== Exercise inputs ==

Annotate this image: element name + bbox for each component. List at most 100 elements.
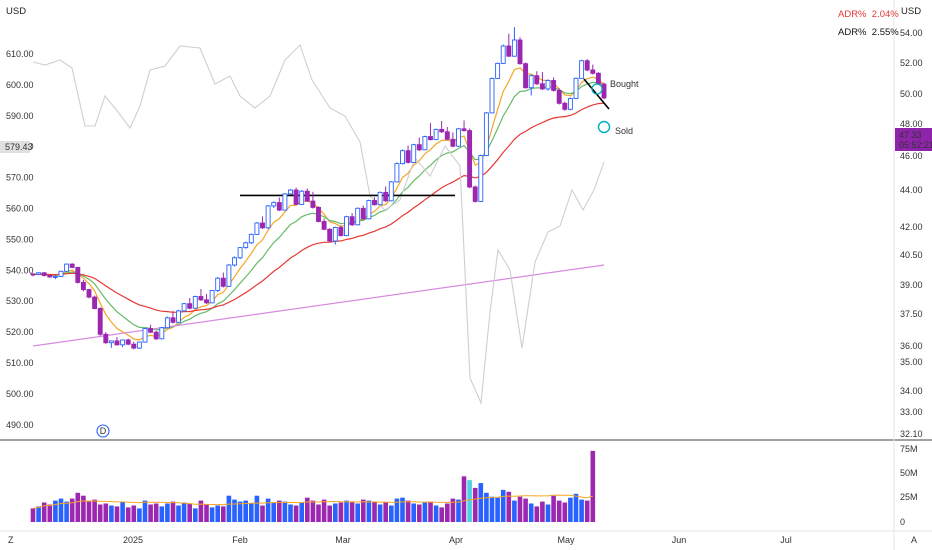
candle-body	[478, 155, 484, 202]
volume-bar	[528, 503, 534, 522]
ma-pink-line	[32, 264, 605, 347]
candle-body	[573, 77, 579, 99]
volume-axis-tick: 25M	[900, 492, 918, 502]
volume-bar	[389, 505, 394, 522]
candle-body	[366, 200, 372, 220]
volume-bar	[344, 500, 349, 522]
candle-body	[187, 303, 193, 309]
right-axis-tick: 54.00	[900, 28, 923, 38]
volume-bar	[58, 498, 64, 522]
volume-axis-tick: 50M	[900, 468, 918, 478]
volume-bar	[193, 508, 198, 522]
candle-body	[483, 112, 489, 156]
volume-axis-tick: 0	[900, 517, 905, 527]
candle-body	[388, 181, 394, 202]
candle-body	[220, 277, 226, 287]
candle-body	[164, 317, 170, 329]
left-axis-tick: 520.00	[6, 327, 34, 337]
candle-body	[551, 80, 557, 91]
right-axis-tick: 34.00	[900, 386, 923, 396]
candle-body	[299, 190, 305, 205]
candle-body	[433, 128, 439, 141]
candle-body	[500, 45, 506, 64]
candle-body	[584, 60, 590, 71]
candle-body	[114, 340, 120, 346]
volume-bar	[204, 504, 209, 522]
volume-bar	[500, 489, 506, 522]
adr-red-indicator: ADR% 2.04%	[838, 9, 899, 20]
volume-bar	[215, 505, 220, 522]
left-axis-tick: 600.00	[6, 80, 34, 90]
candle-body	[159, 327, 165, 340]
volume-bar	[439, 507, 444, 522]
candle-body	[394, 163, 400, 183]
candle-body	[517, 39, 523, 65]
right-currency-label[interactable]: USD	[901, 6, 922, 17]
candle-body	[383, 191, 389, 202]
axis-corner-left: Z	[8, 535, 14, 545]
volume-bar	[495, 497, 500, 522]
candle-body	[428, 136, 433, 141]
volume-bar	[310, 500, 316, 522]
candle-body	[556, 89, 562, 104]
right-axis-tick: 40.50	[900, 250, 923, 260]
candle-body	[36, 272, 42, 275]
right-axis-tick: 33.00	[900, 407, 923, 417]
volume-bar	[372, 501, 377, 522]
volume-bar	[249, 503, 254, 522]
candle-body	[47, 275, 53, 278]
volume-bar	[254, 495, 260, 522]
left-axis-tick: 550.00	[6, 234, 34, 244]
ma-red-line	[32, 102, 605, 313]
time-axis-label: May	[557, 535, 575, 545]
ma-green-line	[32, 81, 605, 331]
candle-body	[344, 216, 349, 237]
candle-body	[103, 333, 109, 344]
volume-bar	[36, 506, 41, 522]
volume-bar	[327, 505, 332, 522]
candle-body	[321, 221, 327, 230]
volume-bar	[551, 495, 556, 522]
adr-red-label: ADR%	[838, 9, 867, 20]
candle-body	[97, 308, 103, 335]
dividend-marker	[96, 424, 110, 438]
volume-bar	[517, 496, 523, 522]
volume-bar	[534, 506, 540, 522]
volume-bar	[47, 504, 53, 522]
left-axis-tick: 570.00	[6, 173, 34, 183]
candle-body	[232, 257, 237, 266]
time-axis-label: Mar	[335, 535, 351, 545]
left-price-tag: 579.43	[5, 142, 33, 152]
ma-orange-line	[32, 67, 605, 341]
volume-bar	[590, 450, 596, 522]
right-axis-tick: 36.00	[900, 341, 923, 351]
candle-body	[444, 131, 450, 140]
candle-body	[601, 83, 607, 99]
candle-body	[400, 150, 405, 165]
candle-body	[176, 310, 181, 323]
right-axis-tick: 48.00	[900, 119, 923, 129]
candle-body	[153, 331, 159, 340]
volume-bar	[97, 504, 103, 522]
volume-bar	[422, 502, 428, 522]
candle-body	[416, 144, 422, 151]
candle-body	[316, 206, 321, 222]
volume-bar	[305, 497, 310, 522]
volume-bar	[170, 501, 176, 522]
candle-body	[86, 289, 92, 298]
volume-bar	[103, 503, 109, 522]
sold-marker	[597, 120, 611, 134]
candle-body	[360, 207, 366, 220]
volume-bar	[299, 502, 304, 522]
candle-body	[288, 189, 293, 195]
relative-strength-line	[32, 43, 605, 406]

===

**Short task**
Copy every line of the records above word for word, omitting the pictures.

**Response to this task**
Annotate this image: element name + bbox for each component. List at most 100 elements.
candle-body	[478, 155, 484, 202]
volume-bar	[528, 503, 534, 522]
ma-pink-line	[32, 264, 605, 347]
candle-body	[573, 77, 579, 99]
volume-axis-tick: 25M	[900, 492, 918, 502]
volume-bar	[389, 505, 394, 522]
candle-body	[366, 200, 372, 220]
volume-bar	[344, 500, 349, 522]
candle-body	[187, 303, 193, 309]
right-axis-tick: 54.00	[900, 28, 923, 38]
volume-bar	[58, 498, 64, 522]
volume-axis-tick: 50M	[900, 468, 918, 478]
volume-bar	[193, 508, 198, 522]
candle-body	[483, 112, 489, 156]
volume-axis-tick: 0	[900, 517, 905, 527]
candle-body	[388, 181, 394, 202]
candle-body	[220, 277, 226, 287]
candle-body	[164, 317, 170, 329]
left-axis-tick: 520.00	[6, 327, 34, 337]
candle-body	[551, 80, 557, 91]
right-axis-tick: 34.00	[900, 386, 923, 396]
candle-body	[299, 190, 305, 205]
candle-body	[433, 128, 439, 141]
candle-body	[500, 45, 506, 64]
candle-body	[584, 60, 590, 71]
candle-body	[114, 340, 120, 346]
volume-bar	[204, 504, 209, 522]
volume-bar	[500, 489, 506, 522]
adr-red-indicator: ADR% 2.04%	[838, 9, 899, 20]
volume-bar	[215, 505, 220, 522]
left-axis-tick: 600.00	[6, 80, 34, 90]
candle-body	[159, 327, 165, 340]
volume-bar	[439, 507, 444, 522]
candle-body	[394, 163, 400, 183]
candle-body	[517, 39, 523, 65]
right-currency-label[interactable]: USD	[901, 6, 922, 17]
candle-body	[383, 191, 389, 202]
axis-corner-left: Z	[8, 535, 14, 545]
volume-bar	[495, 497, 500, 522]
candle-body	[428, 136, 433, 141]
volume-bar	[310, 500, 316, 522]
candle-body	[556, 89, 562, 104]
right-axis-tick: 40.50	[900, 250, 923, 260]
candle-body	[36, 272, 42, 275]
right-axis-tick: 33.00	[900, 407, 923, 417]
volume-bar	[372, 501, 377, 522]
volume-bar	[249, 503, 254, 522]
candle-body	[47, 275, 53, 278]
volume-bar	[254, 495, 260, 522]
left-axis-tick: 550.00	[6, 234, 34, 244]
ma-red-line	[32, 102, 605, 313]
time-axis-label: May	[557, 535, 575, 545]
ma-green-line	[32, 81, 605, 331]
candle-body	[344, 216, 349, 237]
candle-body	[103, 333, 109, 344]
volume-bar	[36, 506, 41, 522]
volume-bar	[327, 505, 332, 522]
candle-body	[321, 221, 327, 230]
volume-bar	[551, 495, 556, 522]
adr-red-label: ADR%	[838, 9, 867, 20]
candle-body	[97, 308, 103, 335]
dividend-marker	[96, 424, 110, 438]
volume-bar	[517, 496, 523, 522]
volume-bar	[534, 506, 540, 522]
volume-bar	[47, 504, 53, 522]
left-axis-tick: 570.00	[6, 173, 34, 183]
candle-body	[232, 257, 237, 266]
time-axis-label: Mar	[335, 535, 351, 545]
left-price-tag: 579.43	[5, 142, 33, 152]
ma-orange-line	[32, 67, 605, 341]
volume-bar	[590, 450, 596, 522]
right-axis-tick: 36.00	[900, 341, 923, 351]
candle-body	[444, 131, 450, 140]
candle-body	[601, 83, 607, 99]
candle-body	[400, 150, 405, 165]
candle-body	[176, 310, 181, 323]
right-axis-tick: 48.00	[900, 119, 923, 129]
candle-body	[153, 331, 159, 340]
volume-bar	[97, 504, 103, 522]
volume-bar	[422, 502, 428, 522]
candle-body	[416, 144, 422, 151]
candle-body	[316, 206, 321, 222]
volume-bar	[305, 497, 310, 522]
volume-bar	[170, 501, 176, 522]
candle-body	[86, 289, 92, 298]
volume-bar	[103, 503, 109, 522]
sold-marker	[597, 120, 611, 134]
candle-body	[360, 207, 366, 220]
volume-bar	[299, 502, 304, 522]
candle-body	[288, 189, 293, 195]
relative-strength-line	[32, 43, 605, 406]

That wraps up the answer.